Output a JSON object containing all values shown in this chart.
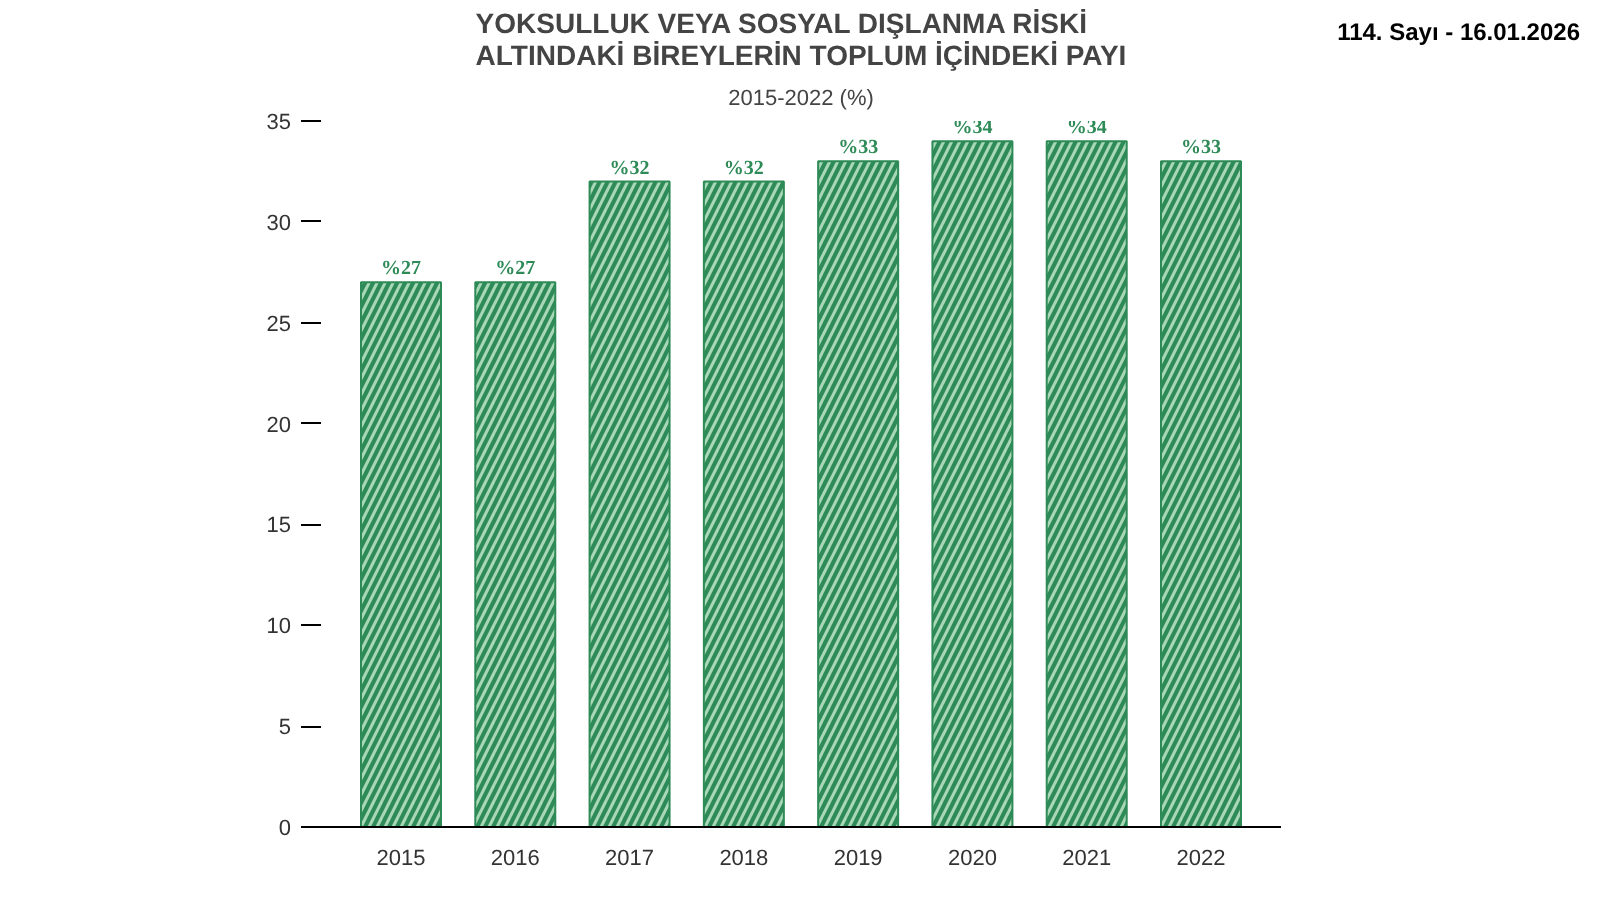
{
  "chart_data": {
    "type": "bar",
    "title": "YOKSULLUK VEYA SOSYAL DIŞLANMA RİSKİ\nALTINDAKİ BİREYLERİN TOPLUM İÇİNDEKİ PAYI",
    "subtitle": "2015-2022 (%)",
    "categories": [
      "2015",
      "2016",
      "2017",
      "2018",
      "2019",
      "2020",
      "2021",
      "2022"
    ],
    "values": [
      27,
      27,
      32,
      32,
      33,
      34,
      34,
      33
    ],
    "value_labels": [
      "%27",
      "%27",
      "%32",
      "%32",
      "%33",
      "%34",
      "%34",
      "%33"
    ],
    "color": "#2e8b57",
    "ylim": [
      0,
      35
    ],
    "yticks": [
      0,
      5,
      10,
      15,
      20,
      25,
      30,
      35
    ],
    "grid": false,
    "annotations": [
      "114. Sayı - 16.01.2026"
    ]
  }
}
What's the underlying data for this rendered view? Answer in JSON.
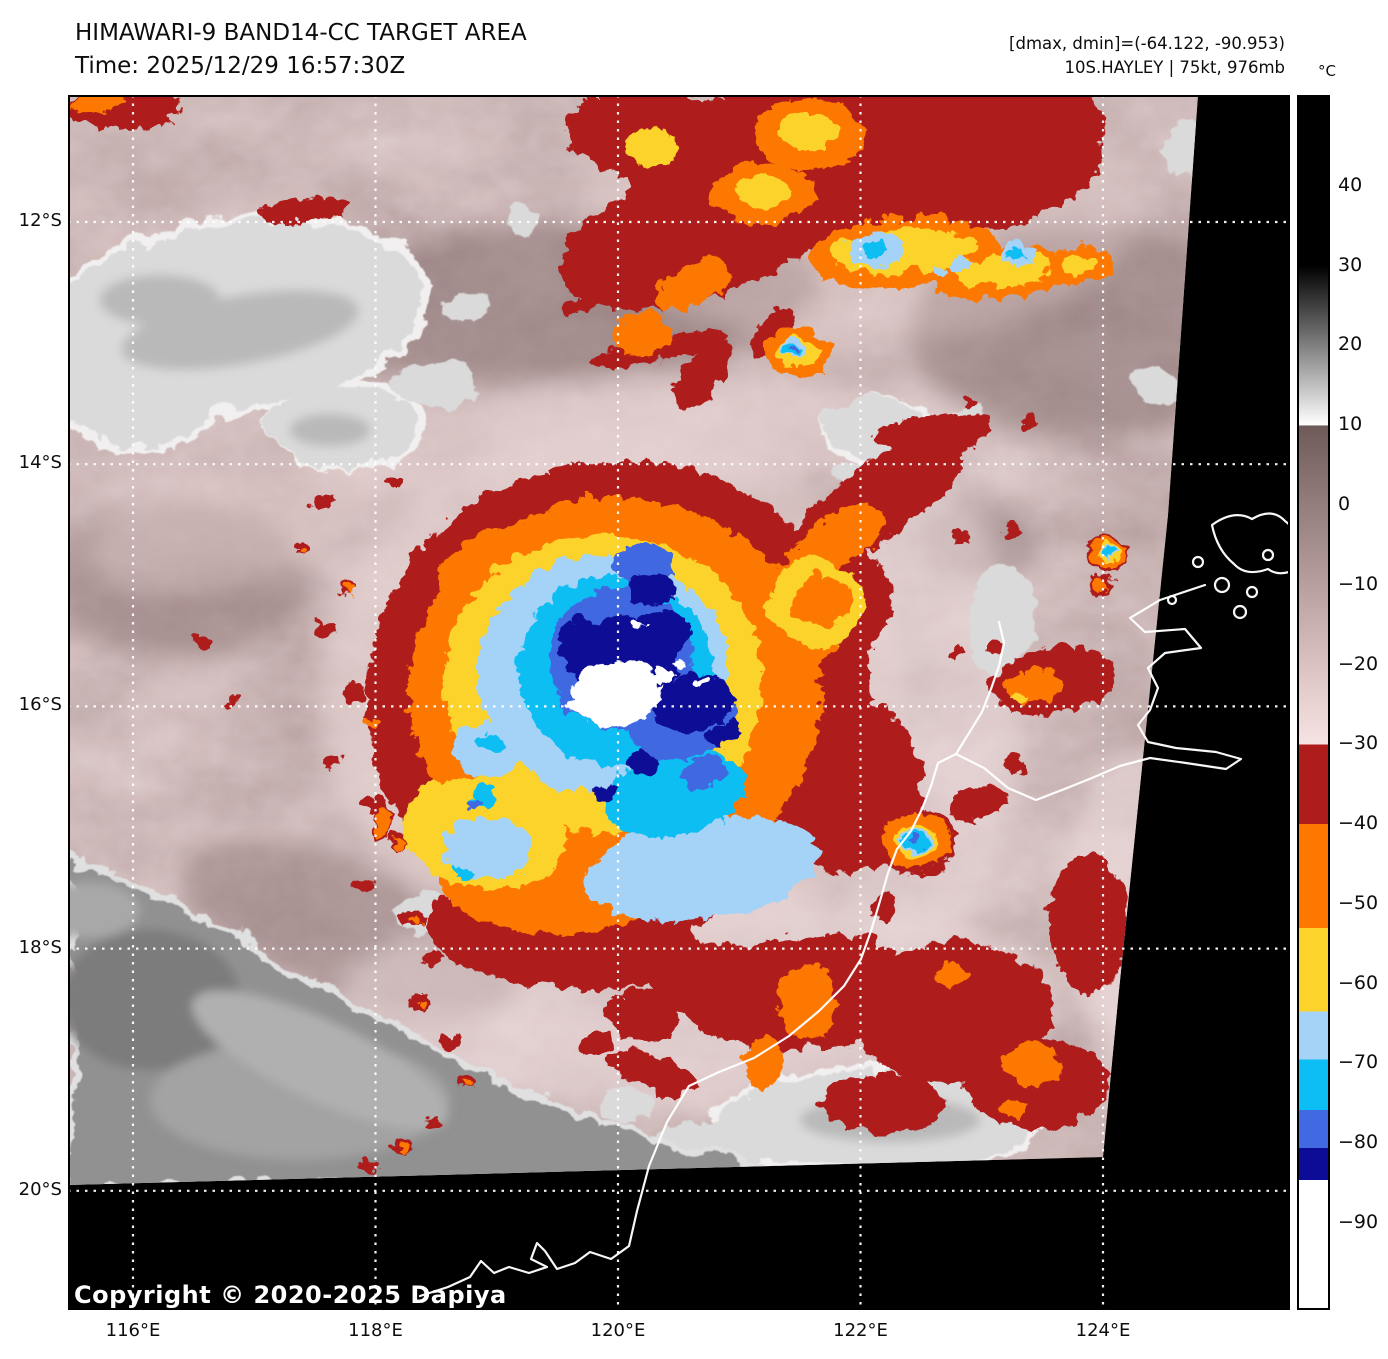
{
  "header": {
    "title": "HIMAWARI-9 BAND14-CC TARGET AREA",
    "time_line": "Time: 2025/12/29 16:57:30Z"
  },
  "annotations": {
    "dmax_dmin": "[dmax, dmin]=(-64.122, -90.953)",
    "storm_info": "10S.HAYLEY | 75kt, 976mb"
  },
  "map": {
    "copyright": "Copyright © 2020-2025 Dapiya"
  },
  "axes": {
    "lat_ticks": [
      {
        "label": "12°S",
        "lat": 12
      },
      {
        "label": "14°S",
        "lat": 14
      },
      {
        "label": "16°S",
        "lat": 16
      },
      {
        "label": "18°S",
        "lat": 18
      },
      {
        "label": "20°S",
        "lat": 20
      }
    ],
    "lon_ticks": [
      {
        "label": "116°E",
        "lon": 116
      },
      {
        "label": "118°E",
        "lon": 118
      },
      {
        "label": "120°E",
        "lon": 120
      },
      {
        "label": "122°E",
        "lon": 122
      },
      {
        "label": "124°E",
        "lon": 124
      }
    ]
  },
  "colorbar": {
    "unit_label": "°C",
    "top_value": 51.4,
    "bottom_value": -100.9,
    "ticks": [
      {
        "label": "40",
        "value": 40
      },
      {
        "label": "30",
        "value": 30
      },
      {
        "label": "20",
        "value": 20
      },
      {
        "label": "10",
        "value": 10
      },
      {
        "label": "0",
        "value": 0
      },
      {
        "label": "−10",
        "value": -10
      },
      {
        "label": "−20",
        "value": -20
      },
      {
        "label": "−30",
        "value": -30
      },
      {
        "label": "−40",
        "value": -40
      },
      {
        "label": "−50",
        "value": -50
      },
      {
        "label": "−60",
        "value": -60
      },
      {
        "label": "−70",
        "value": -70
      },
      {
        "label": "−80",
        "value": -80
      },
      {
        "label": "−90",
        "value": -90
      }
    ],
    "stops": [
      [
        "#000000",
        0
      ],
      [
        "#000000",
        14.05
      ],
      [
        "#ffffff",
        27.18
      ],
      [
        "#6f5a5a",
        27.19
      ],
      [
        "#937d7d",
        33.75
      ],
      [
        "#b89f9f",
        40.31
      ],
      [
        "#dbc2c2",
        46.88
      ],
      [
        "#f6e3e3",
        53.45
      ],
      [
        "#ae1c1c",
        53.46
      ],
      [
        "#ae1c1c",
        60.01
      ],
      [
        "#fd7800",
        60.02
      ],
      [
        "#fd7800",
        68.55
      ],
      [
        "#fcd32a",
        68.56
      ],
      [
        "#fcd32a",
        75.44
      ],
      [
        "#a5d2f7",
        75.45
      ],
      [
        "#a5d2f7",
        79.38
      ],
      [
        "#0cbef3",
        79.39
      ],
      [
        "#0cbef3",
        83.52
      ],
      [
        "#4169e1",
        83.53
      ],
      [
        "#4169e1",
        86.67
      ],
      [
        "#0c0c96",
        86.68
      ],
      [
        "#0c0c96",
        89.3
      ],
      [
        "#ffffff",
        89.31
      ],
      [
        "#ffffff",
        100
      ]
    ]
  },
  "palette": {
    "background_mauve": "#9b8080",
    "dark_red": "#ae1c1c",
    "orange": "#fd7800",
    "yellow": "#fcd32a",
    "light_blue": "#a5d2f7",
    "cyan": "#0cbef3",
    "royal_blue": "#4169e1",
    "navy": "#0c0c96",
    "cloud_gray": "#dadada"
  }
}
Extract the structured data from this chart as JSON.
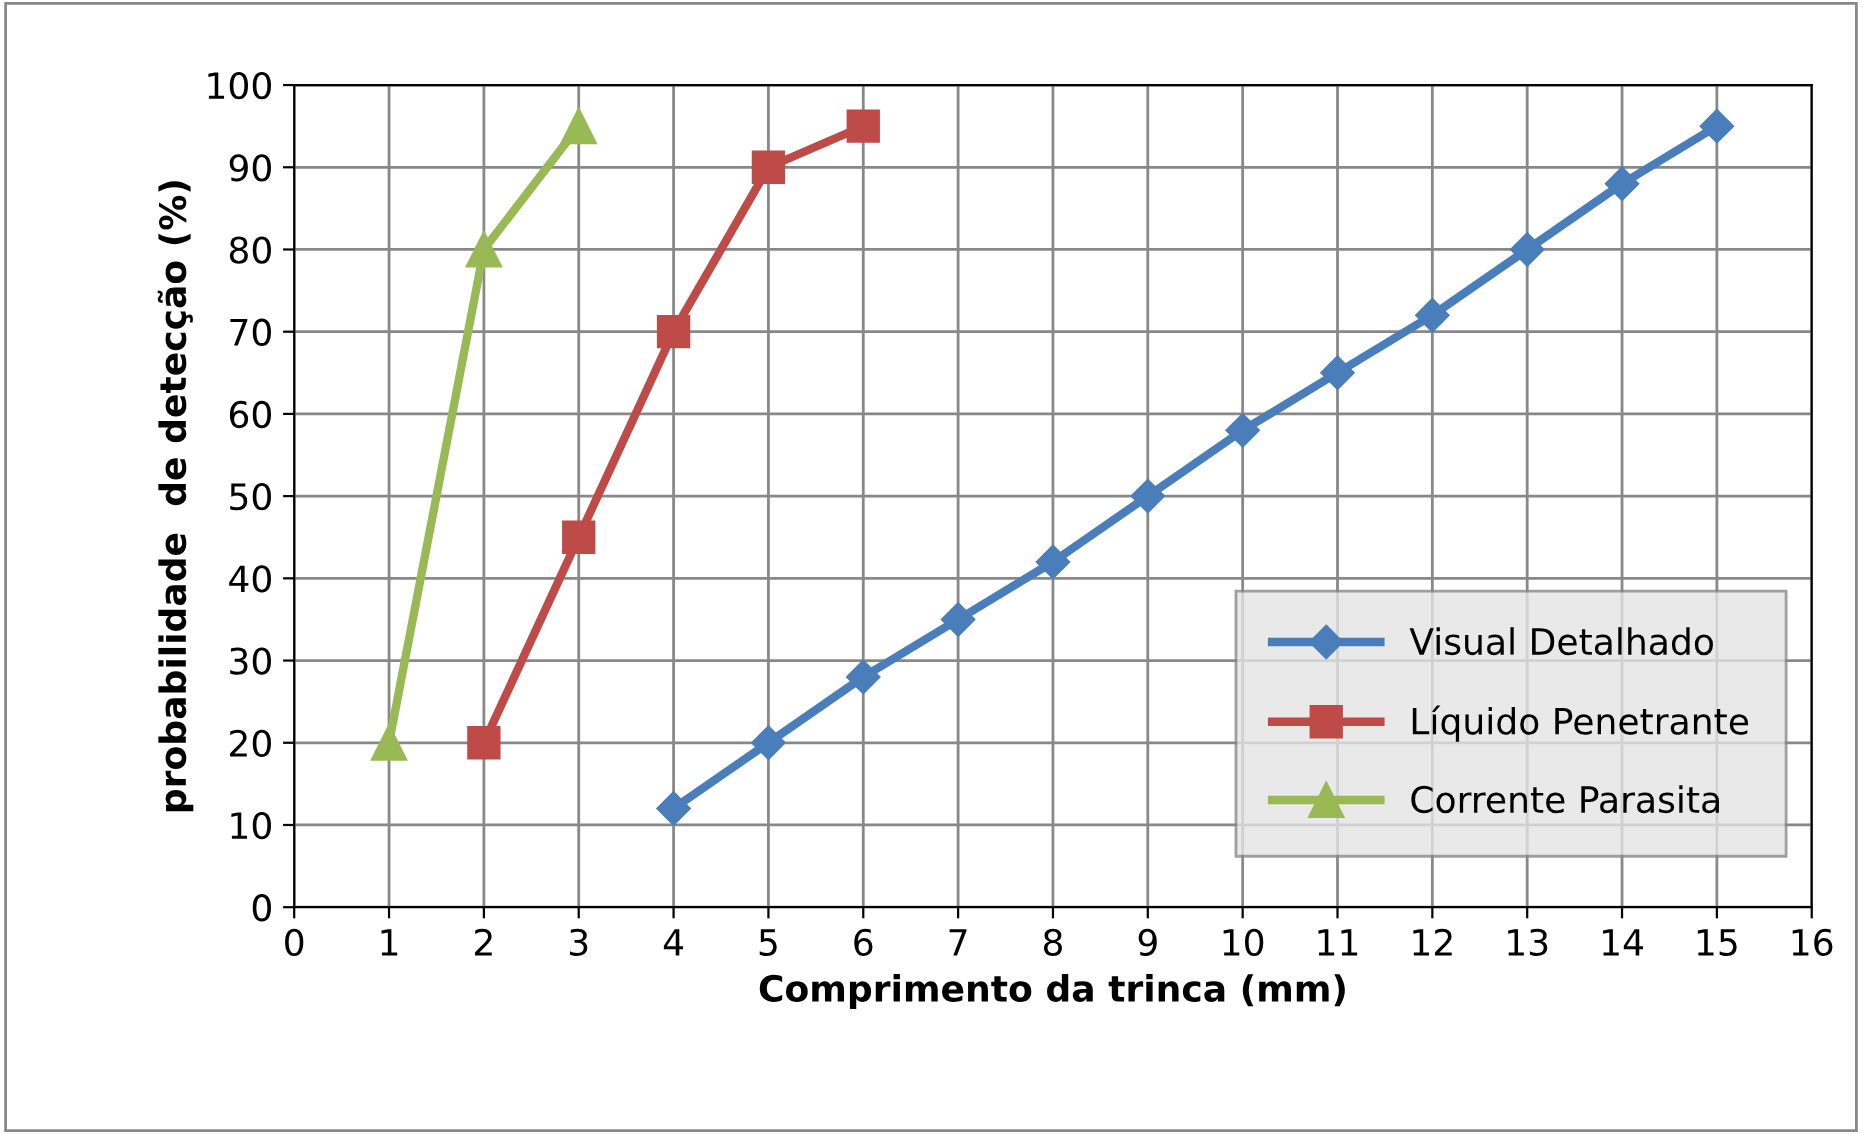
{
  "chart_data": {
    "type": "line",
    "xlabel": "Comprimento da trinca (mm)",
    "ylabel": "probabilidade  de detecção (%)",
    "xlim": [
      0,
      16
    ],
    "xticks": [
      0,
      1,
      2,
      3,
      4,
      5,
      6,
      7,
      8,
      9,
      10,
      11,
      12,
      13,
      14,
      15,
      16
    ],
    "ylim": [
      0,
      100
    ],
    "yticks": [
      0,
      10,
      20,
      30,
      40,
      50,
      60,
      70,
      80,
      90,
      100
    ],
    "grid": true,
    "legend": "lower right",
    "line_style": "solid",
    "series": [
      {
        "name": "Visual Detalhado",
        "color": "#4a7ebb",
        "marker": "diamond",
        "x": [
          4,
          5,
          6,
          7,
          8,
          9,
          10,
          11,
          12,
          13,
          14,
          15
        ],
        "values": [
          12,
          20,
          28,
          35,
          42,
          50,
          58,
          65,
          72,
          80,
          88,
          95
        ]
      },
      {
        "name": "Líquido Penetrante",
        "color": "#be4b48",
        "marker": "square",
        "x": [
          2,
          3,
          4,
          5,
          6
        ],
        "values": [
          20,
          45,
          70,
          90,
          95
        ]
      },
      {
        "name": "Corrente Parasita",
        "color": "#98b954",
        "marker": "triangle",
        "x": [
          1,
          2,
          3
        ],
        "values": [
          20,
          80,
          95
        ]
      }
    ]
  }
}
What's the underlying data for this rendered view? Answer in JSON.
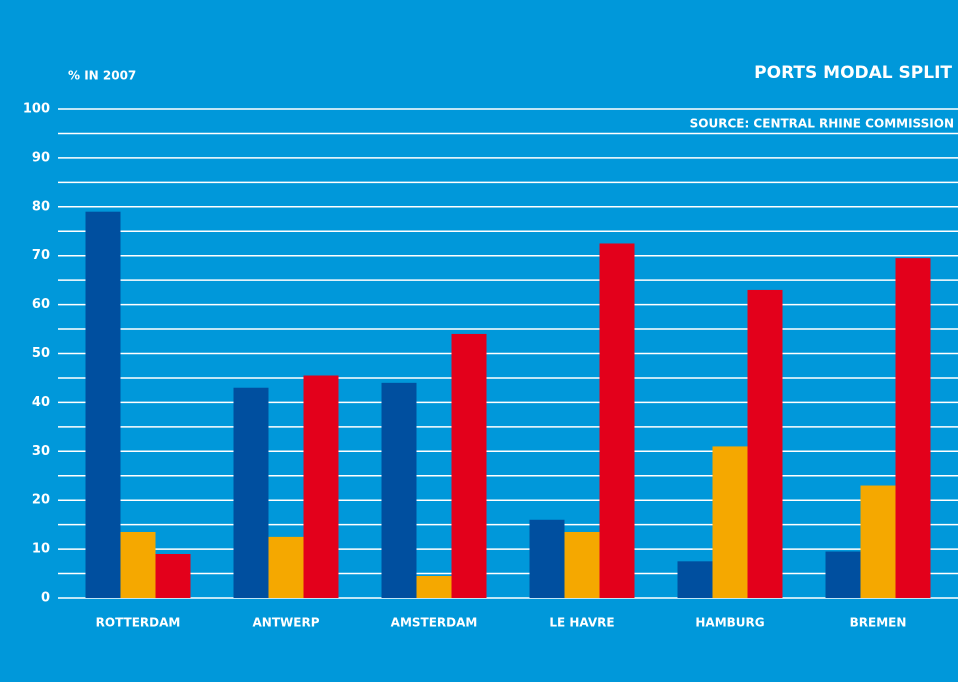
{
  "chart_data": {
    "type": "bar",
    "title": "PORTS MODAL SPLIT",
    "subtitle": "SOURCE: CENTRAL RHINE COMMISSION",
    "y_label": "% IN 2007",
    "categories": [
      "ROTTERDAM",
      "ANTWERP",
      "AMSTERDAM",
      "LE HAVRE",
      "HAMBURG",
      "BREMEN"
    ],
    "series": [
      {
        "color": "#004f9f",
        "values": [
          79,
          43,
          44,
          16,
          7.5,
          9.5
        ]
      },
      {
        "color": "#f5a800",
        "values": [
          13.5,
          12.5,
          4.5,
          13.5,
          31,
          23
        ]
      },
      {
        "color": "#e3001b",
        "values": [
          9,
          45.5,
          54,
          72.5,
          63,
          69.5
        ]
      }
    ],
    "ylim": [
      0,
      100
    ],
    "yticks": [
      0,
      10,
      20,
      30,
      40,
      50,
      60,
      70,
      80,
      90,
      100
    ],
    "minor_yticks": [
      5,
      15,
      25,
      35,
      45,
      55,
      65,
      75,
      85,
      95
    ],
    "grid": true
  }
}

----

TASK OBJECTIVE: Where a line of the material above holds the string "JSON", copy that line.

SOLUTION TO THIS PROBLEM:
Output a JSON object containing all values shown in this chart.
What's the underlying data for this rendered view? Answer in JSON.
Extract the structured data from this chart as JSON.
What's the underlying data for this rendered view? Answer in JSON.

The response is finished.